STATED TASK:
Pull each line holding "可以有不同折法" out of the entries below.

# Start of DATASET RECORDS

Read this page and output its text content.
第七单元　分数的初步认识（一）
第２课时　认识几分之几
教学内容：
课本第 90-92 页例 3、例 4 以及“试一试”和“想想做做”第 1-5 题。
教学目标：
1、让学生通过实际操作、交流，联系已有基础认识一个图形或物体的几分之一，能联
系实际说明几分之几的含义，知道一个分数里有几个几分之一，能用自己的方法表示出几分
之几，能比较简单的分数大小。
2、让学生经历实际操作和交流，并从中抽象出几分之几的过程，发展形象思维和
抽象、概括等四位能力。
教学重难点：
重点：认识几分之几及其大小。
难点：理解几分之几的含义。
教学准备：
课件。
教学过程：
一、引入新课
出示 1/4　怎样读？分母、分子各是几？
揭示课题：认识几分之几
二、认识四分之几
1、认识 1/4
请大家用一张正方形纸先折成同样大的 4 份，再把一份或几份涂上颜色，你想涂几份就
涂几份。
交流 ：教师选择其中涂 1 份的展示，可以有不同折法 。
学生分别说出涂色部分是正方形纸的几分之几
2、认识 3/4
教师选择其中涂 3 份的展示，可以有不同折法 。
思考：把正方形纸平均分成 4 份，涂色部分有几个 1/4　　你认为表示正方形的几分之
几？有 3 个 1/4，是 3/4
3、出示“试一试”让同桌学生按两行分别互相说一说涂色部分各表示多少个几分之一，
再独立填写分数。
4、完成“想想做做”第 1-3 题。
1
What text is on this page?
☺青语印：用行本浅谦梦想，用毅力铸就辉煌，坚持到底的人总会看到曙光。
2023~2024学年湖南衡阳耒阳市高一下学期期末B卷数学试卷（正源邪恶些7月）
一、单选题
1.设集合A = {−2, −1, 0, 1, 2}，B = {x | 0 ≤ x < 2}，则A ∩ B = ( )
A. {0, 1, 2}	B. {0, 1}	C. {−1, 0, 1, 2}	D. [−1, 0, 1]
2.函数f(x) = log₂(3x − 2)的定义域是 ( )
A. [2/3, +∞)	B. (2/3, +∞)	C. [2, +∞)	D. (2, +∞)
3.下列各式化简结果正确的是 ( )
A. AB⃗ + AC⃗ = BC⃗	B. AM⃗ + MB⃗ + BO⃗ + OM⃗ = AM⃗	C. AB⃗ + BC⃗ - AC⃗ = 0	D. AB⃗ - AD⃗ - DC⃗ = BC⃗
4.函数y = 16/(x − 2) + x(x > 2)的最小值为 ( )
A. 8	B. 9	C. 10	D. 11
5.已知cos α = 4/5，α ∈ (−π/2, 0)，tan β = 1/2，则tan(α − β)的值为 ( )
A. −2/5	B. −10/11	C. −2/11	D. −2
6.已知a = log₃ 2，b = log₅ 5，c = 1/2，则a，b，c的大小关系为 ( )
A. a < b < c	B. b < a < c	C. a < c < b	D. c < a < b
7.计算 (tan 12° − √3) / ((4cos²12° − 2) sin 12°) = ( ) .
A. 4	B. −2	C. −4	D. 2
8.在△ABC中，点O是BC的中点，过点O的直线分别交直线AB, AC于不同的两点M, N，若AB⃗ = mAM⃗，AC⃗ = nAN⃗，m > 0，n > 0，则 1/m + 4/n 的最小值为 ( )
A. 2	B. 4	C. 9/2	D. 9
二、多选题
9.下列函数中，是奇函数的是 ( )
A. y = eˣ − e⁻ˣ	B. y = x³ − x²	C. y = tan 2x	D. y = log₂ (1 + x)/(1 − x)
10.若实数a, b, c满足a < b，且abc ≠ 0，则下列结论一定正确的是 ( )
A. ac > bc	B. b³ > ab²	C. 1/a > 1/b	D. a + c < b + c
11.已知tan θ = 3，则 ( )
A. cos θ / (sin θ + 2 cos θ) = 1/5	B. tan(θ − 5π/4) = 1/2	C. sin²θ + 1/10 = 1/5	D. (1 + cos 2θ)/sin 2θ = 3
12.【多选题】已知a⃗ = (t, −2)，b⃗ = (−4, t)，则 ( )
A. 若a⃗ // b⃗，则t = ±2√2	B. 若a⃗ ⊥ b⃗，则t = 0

# End of DATASET RECORDS

RESULT:
交流 ：教师选择其中涂 1 份的展示，可以有不同折法 。
教师选择其中涂 3 份的展示，可以有不同折法 。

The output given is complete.